EXERCISE INSTRUCTIONS:
The listing below should be printed exactly, every line of it. Skip the pictures.

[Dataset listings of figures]

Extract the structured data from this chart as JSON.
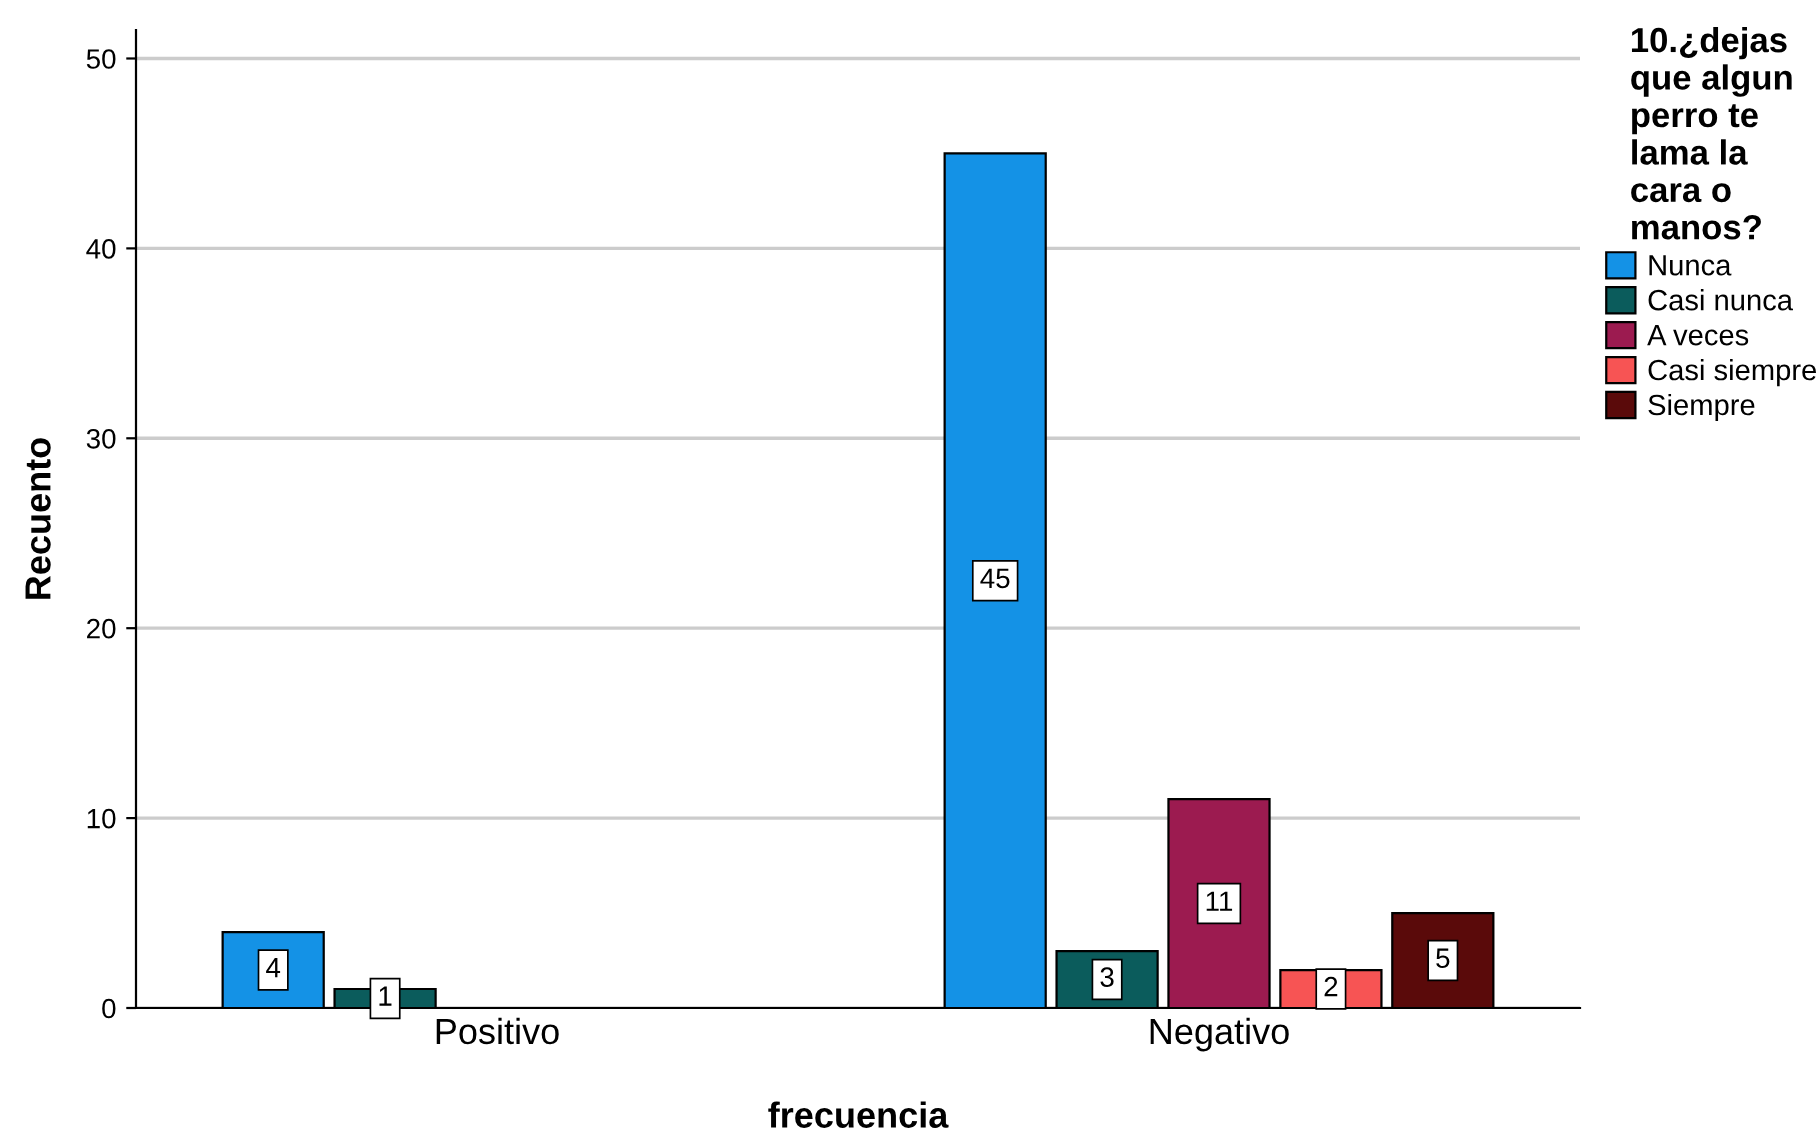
{
  "chart_data": {
    "type": "bar",
    "xlabel": "frecuencia",
    "ylabel": "Recuento",
    "legend_title": "10.¿dejas que algun perro te lama la cara o manos?",
    "categories": [
      "Positivo",
      "Negativo"
    ],
    "series": [
      {
        "name": "Nunca",
        "color": "#1492e6",
        "values": [
          4,
          45
        ]
      },
      {
        "name": "Casi nunca",
        "color": "#0b5c5c",
        "values": [
          1,
          3
        ]
      },
      {
        "name": "A veces",
        "color": "#9c1b50",
        "values": [
          null,
          11
        ]
      },
      {
        "name": "Casi siempre",
        "color": "#f75454",
        "values": [
          null,
          2
        ]
      },
      {
        "name": "Siempre",
        "color": "#5a0a0a",
        "values": [
          null,
          5
        ]
      }
    ],
    "ylim": [
      0,
      51.5
    ],
    "yticks": [
      0,
      10,
      20,
      30,
      40,
      50
    ],
    "grid": "y",
    "legend": "right",
    "data_labels": true
  }
}
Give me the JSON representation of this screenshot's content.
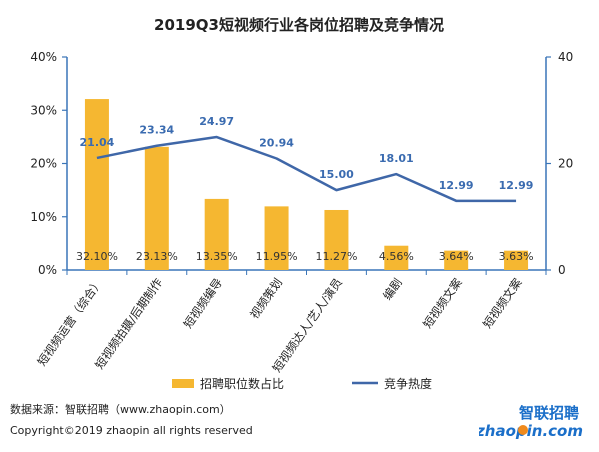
{
  "chart_data": {
    "type": "bar+line",
    "title": "2019Q3短视频行业各岗位招聘及竞争情况",
    "categories": [
      "短视频运营（综合）",
      "短视频拍摄/后期制作",
      "短视频编导",
      "视频策划",
      "短视频达人/艺人/演员",
      "编剧",
      "短视频文案",
      "短视频文案"
    ],
    "series": [
      {
        "name": "招聘职位数占比",
        "kind": "bar",
        "axis": "left",
        "values": [
          32.1,
          23.13,
          13.35,
          11.95,
          11.27,
          4.56,
          3.64,
          3.63
        ],
        "labels": [
          "32.10%",
          "23.13%",
          "13.35%",
          "11.95%",
          "11.27%",
          "4.56%",
          "3.64%",
          "3.63%"
        ]
      },
      {
        "name": "竞争热度",
        "kind": "line",
        "axis": "right",
        "values": [
          21.04,
          23.34,
          24.97,
          20.94,
          15.0,
          18.01,
          12.99,
          12.99
        ],
        "labels": [
          "21.04",
          "23.34",
          "24.97",
          "20.94",
          "15.00",
          "18.01",
          "12.99",
          "12.99"
        ]
      }
    ],
    "left_axis": {
      "ylim": [
        0,
        40
      ],
      "ticks": [
        0,
        10,
        20,
        30,
        40
      ],
      "tick_labels": [
        "0%",
        "10%",
        "20%",
        "30%",
        "40%"
      ]
    },
    "right_axis": {
      "ylim": [
        0,
        40
      ],
      "ticks": [
        0,
        20,
        40
      ],
      "tick_labels": [
        "0",
        "20",
        "40"
      ]
    },
    "grid": false,
    "legend_position": "bottom",
    "colors": {
      "bar": "#f5b731",
      "line": "#3f67a8",
      "axis": "#3a75b8",
      "line_label": "#3a6bb0",
      "text": "#333333"
    }
  },
  "footer": {
    "source": "数据来源：智联招聘（www.zhaopin.com）",
    "copyright": "Copyright©2019 zhaopin all rights reserved"
  },
  "logo": {
    "text_top": "智联招聘",
    "text_bottom": "zhaopin.com",
    "colors": {
      "top": "#1b6fc9",
      "bottom": "#1b6fc9",
      "dot": "#f08a1c"
    }
  }
}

RESULT:
Extract the structured data from this chart as JSON.
{
  "chart_data": {
    "type": "bar",
    "xlabel": "frecuencia",
    "ylabel": "Recuento",
    "legend_title": "10.¿dejas que algun perro te lama la cara o manos?",
    "categories": [
      "Positivo",
      "Negativo"
    ],
    "series": [
      {
        "name": "Nunca",
        "color": "#1492e6",
        "values": [
          4,
          45
        ]
      },
      {
        "name": "Casi nunca",
        "color": "#0b5c5c",
        "values": [
          1,
          3
        ]
      },
      {
        "name": "A veces",
        "color": "#9c1b50",
        "values": [
          null,
          11
        ]
      },
      {
        "name": "Casi siempre",
        "color": "#f75454",
        "values": [
          null,
          2
        ]
      },
      {
        "name": "Siempre",
        "color": "#5a0a0a",
        "values": [
          null,
          5
        ]
      }
    ],
    "ylim": [
      0,
      51.5
    ],
    "yticks": [
      0,
      10,
      20,
      30,
      40,
      50
    ],
    "grid": "y",
    "legend": "right",
    "data_labels": true
  }
}
Give me the JSON representation of this screenshot's content.
{
  "chart_data": {
    "type": "bar+line",
    "title": "2019Q3短视频行业各岗位招聘及竞争情况",
    "categories": [
      "短视频运营（综合）",
      "短视频拍摄/后期制作",
      "短视频编导",
      "视频策划",
      "短视频达人/艺人/演员",
      "编剧",
      "短视频文案",
      "短视频文案"
    ],
    "series": [
      {
        "name": "招聘职位数占比",
        "kind": "bar",
        "axis": "left",
        "values": [
          32.1,
          23.13,
          13.35,
          11.95,
          11.27,
          4.56,
          3.64,
          3.63
        ],
        "labels": [
          "32.10%",
          "23.13%",
          "13.35%",
          "11.95%",
          "11.27%",
          "4.56%",
          "3.64%",
          "3.63%"
        ]
      },
      {
        "name": "竞争热度",
        "kind": "line",
        "axis": "right",
        "values": [
          21.04,
          23.34,
          24.97,
          20.94,
          15.0,
          18.01,
          12.99,
          12.99
        ],
        "labels": [
          "21.04",
          "23.34",
          "24.97",
          "20.94",
          "15.00",
          "18.01",
          "12.99",
          "12.99"
        ]
      }
    ],
    "left_axis": {
      "ylim": [
        0,
        40
      ],
      "ticks": [
        0,
        10,
        20,
        30,
        40
      ],
      "tick_labels": [
        "0%",
        "10%",
        "20%",
        "30%",
        "40%"
      ]
    },
    "right_axis": {
      "ylim": [
        0,
        40
      ],
      "ticks": [
        0,
        20,
        40
      ],
      "tick_labels": [
        "0",
        "20",
        "40"
      ]
    },
    "grid": false,
    "legend_position": "bottom",
    "colors": {
      "bar": "#f5b731",
      "line": "#3f67a8",
      "axis": "#3a75b8",
      "line_label": "#3a6bb0",
      "text": "#333333"
    }
  },
  "footer": {
    "source": "数据来源：智联招聘（www.zhaopin.com）",
    "copyright": "Copyright©2019 zhaopin all rights reserved"
  },
  "logo": {
    "text_top": "智联招聘",
    "text_bottom": "zhaopin.com",
    "colors": {
      "top": "#1b6fc9",
      "bottom": "#1b6fc9",
      "dot": "#f08a1c"
    }
  }
}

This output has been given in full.